RECORDS SHOWN ▸
--- Begin ---
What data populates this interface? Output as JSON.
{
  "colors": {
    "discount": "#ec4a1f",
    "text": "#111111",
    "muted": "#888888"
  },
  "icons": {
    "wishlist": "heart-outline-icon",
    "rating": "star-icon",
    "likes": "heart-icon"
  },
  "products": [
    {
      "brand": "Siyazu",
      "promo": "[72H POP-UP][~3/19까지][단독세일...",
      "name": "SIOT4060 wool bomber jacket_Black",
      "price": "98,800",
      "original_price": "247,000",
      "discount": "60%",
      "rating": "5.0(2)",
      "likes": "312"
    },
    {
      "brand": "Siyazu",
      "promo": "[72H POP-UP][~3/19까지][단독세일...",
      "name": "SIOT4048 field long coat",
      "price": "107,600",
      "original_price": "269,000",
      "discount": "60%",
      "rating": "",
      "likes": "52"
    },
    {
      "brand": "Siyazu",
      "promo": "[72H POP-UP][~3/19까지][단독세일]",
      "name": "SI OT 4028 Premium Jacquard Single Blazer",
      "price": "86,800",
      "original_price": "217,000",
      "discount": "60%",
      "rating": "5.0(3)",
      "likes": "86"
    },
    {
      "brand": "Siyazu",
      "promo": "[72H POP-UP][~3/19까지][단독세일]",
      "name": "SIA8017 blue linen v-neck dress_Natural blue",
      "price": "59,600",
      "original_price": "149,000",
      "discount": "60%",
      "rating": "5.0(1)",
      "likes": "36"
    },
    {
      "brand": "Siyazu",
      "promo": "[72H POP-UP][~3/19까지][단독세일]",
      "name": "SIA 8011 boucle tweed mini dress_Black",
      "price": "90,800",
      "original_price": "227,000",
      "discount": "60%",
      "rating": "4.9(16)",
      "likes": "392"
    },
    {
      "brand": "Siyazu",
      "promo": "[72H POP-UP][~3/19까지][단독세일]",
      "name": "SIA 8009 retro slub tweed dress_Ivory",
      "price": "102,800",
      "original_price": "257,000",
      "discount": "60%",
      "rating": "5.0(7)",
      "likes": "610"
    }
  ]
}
--- End ---
Please return the data above exactly as given.

EXERCISE SOLUTION ▸
What data populates this interface? Output as JSON.
{
  "colors": {
    "discount": "#ec4a1f",
    "text": "#111111",
    "muted": "#888888"
  },
  "icons": {
    "wishlist": "heart-outline-icon",
    "rating": "star-icon",
    "likes": "heart-icon"
  },
  "products": [
    {
      "brand": "Siyazu",
      "promo": "[72H POP-UP][~3/19까지][단독세일...",
      "name": "SIOT4060 wool bomber jacket_Black",
      "price": "98,800",
      "original_price": "247,000",
      "discount": "60%",
      "rating": "5.0(2)",
      "likes": "312"
    },
    {
      "brand": "Siyazu",
      "promo": "[72H POP-UP][~3/19까지][단독세일...",
      "name": "SIOT4048 field long coat",
      "price": "107,600",
      "original_price": "269,000",
      "discount": "60%",
      "rating": "",
      "likes": "52"
    },
    {
      "brand": "Siyazu",
      "promo": "[72H POP-UP][~3/19까지][단독세일]",
      "name": "SI OT 4028 Premium Jacquard Single Blazer",
      "price": "86,800",
      "original_price": "217,000",
      "discount": "60%",
      "rating": "5.0(3)",
      "likes": "86"
    },
    {
      "brand": "Siyazu",
      "promo": "[72H POP-UP][~3/19까지][단독세일]",
      "name": "SIA8017 blue linen v-neck dress_Natural blue",
      "price": "59,600",
      "original_price": "149,000",
      "discount": "60%",
      "rating": "5.0(1)",
      "likes": "36"
    },
    {
      "brand": "Siyazu",
      "promo": "[72H POP-UP][~3/19까지][단독세일]",
      "name": "SIA 8011 boucle tweed mini dress_Black",
      "price": "90,800",
      "original_price": "227,000",
      "discount": "60%",
      "rating": "4.9(16)",
      "likes": "392"
    },
    {
      "brand": "Siyazu",
      "promo": "[72H POP-UP][~3/19까지][단독세일]",
      "name": "SIA 8009 retro slub tweed dress_Ivory",
      "price": "102,800",
      "original_price": "257,000",
      "discount": "60%",
      "rating": "5.0(7)",
      "likes": "610"
    }
  ]
}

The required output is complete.